Input records:
----------
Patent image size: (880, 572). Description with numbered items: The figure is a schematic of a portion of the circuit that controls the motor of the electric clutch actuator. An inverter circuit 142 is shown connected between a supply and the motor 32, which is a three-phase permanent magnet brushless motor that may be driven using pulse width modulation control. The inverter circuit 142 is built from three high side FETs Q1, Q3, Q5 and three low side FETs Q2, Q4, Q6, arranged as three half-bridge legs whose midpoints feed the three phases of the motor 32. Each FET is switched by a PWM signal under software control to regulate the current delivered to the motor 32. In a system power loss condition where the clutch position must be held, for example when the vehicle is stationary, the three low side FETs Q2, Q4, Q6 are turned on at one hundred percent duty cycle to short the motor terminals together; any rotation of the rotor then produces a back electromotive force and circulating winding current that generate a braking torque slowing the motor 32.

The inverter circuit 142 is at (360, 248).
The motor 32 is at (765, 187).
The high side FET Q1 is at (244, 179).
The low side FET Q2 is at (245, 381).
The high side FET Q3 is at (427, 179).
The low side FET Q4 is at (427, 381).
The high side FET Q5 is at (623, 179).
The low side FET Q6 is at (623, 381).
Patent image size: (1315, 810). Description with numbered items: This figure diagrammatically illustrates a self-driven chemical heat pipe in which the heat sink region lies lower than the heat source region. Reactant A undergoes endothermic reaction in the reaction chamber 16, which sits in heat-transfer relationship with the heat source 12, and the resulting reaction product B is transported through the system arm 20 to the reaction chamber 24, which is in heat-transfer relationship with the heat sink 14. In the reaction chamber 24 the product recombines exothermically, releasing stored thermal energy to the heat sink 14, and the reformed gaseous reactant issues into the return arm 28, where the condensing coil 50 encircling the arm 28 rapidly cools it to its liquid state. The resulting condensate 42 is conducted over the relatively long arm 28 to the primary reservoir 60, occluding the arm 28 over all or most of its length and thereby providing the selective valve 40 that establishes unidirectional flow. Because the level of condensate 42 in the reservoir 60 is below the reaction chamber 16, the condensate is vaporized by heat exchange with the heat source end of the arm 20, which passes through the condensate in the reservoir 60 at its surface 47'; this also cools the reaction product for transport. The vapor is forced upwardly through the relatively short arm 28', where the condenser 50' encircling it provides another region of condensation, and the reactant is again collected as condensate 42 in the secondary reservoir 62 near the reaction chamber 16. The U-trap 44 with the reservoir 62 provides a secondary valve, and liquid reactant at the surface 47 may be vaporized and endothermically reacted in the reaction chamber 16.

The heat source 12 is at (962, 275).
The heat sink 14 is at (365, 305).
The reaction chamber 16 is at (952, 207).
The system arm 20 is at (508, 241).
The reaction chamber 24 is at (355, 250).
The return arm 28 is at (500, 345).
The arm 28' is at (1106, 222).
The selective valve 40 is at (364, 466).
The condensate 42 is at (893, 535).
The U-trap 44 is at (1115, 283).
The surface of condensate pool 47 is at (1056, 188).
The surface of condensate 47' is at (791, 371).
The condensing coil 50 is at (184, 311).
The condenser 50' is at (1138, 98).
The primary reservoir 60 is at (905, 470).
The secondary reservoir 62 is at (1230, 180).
----------
To be done: Find each line in the data above that contains the word "motor", and copy those lines in full.

Finished task:
Patent image size: (880, 572). Description with numbered items: The figure is a schematic of a portion of the circuit that controls the motor of the electric clutch actuator. An inverter circuit 142 is shown connected between a supply and the motor 32, which is a three-phase permanent magnet brushless motor that may be driven using pulse width modulation control. The inverter circuit 142 is built from three high side FETs Q1, Q3, Q5 and three low side FETs Q2, Q4, Q6, arranged as three half-bridge legs whose midpoints feed the three phases of the motor 32. Each FET is switched by a PWM signal under software control to regulate the current delivered to the motor 32. In a system power loss condition where the clutch position must be held, for example when the vehicle is stationary, the three low side FETs Q2, Q4, Q6 are turned on at one hundred percent duty cycle to short the motor terminals together; any rotation of the rotor then produces a back electromotive force and circulating winding current that generate a braking torque slowing the motor 32.
The motor 32 is at (765, 187).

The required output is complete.